- What is expected -
Set down, in full, every record in the block.

- Material for the task -
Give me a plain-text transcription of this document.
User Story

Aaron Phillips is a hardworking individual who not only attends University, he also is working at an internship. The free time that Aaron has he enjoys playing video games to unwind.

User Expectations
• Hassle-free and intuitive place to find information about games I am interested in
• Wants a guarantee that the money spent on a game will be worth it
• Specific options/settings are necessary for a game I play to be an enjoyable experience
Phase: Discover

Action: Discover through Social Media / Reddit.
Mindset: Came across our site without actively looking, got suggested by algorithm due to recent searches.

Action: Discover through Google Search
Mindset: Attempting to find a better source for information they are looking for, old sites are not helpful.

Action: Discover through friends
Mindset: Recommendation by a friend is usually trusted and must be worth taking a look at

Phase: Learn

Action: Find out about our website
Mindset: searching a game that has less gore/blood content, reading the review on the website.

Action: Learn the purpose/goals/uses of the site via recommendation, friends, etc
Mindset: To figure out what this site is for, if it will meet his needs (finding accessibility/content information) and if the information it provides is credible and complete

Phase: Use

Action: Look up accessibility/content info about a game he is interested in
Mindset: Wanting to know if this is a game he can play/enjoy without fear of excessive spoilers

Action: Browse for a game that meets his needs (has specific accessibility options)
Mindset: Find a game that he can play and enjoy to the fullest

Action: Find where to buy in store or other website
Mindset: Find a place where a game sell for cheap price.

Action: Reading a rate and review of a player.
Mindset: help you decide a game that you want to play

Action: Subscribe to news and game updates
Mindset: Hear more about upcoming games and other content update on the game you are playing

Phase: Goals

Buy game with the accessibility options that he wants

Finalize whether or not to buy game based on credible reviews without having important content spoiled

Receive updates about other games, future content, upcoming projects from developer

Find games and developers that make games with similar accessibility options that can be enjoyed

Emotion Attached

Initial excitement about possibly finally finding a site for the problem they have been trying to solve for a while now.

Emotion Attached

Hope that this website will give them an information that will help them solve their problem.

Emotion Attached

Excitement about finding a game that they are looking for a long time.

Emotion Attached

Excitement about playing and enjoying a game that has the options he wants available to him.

- Answer below -
Give me a plain-text transcription of this document.
User Story

Aaron Phillips is a hardworking individual who not only attends University, he also is working at an internship. The free time that Aaron has he enjoys playing video games to unwind.

User Expectations
• Hassle-free and intuitive place to find information about games I am interested in
• Wants a guarantee that the money spent on a game will be worth it
• Specific options/settings are necessary for a game I play to be an enjoyable experience
Phase: Discover

Action: Discover through Social Media / Reddit.
Mindset: Came across our site without actively looking, got suggested by algorithm due to recent searches.

Action: Discover through Google Search
Mindset: Attempting to find a better source for information they are looking for, old sites are not helpful.

Action: Discover through friends
Mindset: Recommendation by a friend is usually trusted and must be worth taking a look at

Phase: Learn

Action: Find out about our website
Mindset: searching a game that has less gore/blood content, reading the review on the website.

Action: Learn the purpose/goals/uses of the site via recommendation, friends, etc
Mindset: To figure out what this site is for, if it will meet his needs (finding accessibility/content information) and if the information it provides is credible and complete

Phase: Use

Action: Look up accessibility/content info about a game he is interested in
Mindset: Wanting to know if this is a game he can play/enjoy without fear of excessive spoilers

Action: Browse for a game that meets his needs (has specific accessibility options)
Mindset: Find a game that he can play and enjoy to the fullest

Action: Find where to buy in store or other website
Mindset: Find a place where a game sell for cheap price.

Action: Reading a rate and review of a player.
Mindset: help you decide a game that you want to play

Action: Subscribe to news and game updates
Mindset: Hear more about upcoming games and other content update on the game you are playing

Phase: Goals

Buy game with the accessibility options that he wants

Finalize whether or not to buy game based on credible reviews without having important content spoiled

Receive updates about other games, future content, upcoming projects from developer

Find games and developers that make games with similar accessibility options that can be enjoyed

Emotion Attached

Initial excitement about possibly finally finding a site for the problem they have been trying to solve for a while now.

Emotion Attached

Hope that this website will give them an information that will help them solve their problem.

Emotion Attached

Excitement about finding a game that they are looking for a long time.

Emotion Attached

Excitement about playing and enjoying a game that has the options he wants available to him.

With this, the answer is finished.